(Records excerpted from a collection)
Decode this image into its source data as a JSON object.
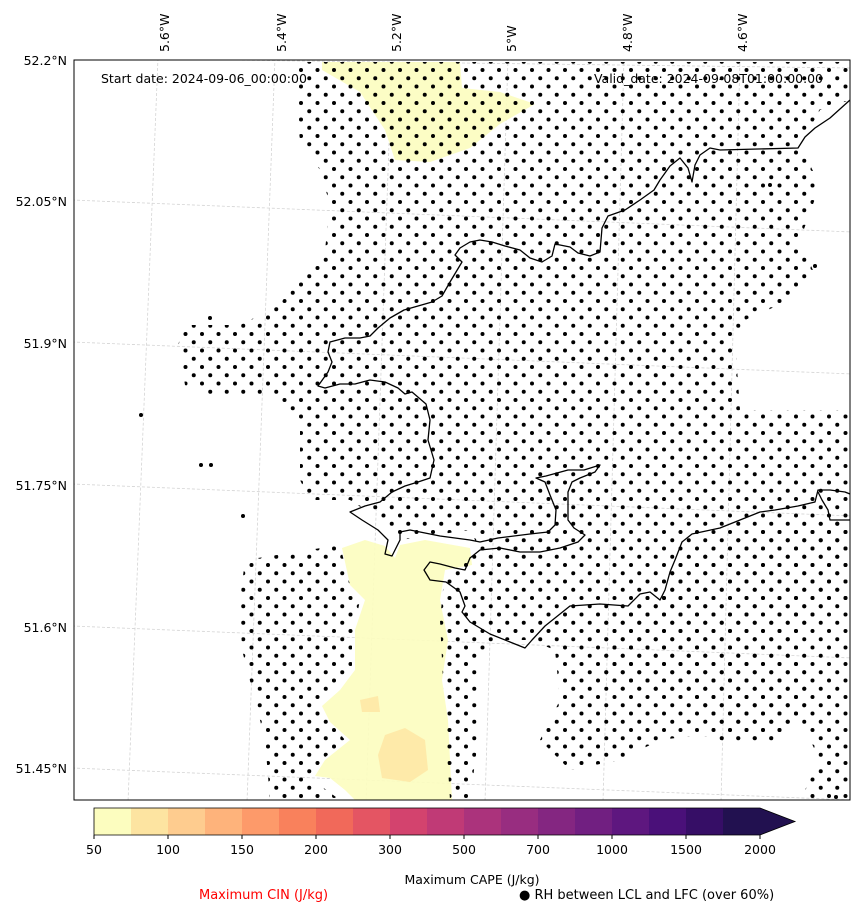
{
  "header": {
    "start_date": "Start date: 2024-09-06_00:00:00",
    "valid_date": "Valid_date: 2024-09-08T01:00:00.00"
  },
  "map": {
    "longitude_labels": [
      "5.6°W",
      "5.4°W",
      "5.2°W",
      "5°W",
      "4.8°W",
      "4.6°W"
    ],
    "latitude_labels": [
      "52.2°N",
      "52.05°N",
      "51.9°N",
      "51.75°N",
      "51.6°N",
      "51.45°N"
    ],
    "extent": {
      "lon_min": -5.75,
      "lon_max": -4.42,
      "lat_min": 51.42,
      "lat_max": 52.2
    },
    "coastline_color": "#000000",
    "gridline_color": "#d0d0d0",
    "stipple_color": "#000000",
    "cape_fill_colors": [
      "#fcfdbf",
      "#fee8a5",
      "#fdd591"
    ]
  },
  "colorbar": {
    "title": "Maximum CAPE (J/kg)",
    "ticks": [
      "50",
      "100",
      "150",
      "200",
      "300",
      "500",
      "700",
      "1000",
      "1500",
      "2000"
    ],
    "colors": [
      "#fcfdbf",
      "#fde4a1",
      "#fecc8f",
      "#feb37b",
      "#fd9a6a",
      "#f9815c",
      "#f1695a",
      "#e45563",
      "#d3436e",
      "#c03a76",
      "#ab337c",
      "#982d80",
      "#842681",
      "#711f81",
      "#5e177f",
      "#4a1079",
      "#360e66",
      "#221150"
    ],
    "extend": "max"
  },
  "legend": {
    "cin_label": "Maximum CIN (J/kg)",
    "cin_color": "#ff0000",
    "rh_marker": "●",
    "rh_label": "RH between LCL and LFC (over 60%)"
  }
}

==

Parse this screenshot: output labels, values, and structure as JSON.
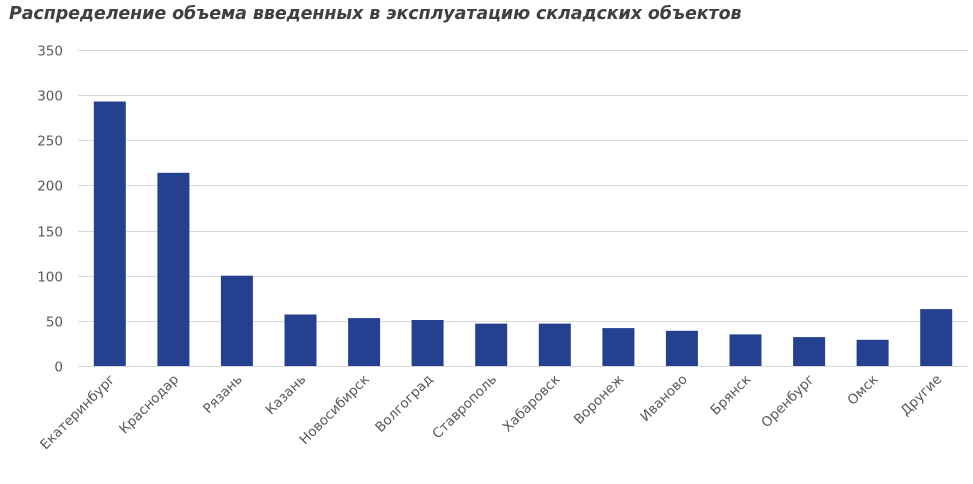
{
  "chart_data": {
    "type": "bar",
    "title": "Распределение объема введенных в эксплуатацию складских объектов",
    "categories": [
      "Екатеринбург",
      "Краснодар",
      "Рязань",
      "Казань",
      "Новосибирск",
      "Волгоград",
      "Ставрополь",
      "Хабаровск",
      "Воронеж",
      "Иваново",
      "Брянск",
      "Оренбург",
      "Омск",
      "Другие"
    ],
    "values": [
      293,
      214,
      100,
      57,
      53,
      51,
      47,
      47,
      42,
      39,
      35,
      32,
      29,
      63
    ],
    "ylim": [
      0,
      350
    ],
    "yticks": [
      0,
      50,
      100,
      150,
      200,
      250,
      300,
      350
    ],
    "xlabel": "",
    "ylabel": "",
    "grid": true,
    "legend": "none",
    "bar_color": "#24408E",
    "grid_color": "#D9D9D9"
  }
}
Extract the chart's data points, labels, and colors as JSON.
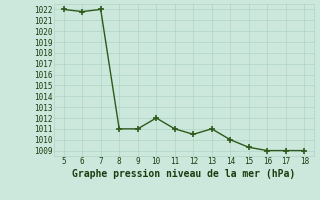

### Work instructions
From the line containing "Parse this screenshot: output" through the line containing "Extract the chart's", copy every line above exactly, without pictures.

### Output for this task
Parse this screenshot: output labels, values, and structure as JSON.
{
  "chart_data": {
    "type": "bar",
    "title": "Распределение объема введенных в эксплуатацию складских объектов",
    "categories": [
      "Екатеринбург",
      "Краснодар",
      "Рязань",
      "Казань",
      "Новосибирск",
      "Волгоград",
      "Ставрополь",
      "Хабаровск",
      "Воронеж",
      "Иваново",
      "Брянск",
      "Оренбург",
      "Омск",
      "Другие"
    ],
    "values": [
      293,
      214,
      100,
      57,
      53,
      51,
      47,
      47,
      42,
      39,
      35,
      32,
      29,
      63
    ],
    "ylim": [
      0,
      350
    ],
    "yticks": [
      0,
      50,
      100,
      150,
      200,
      250,
      300,
      350
    ],
    "xlabel": "",
    "ylabel": "",
    "grid": true,
    "legend": "none",
    "bar_color": "#24408E",
    "grid_color": "#D9D9D9"
  }
}
Extract the chart's data points, labels, and colors as JSON.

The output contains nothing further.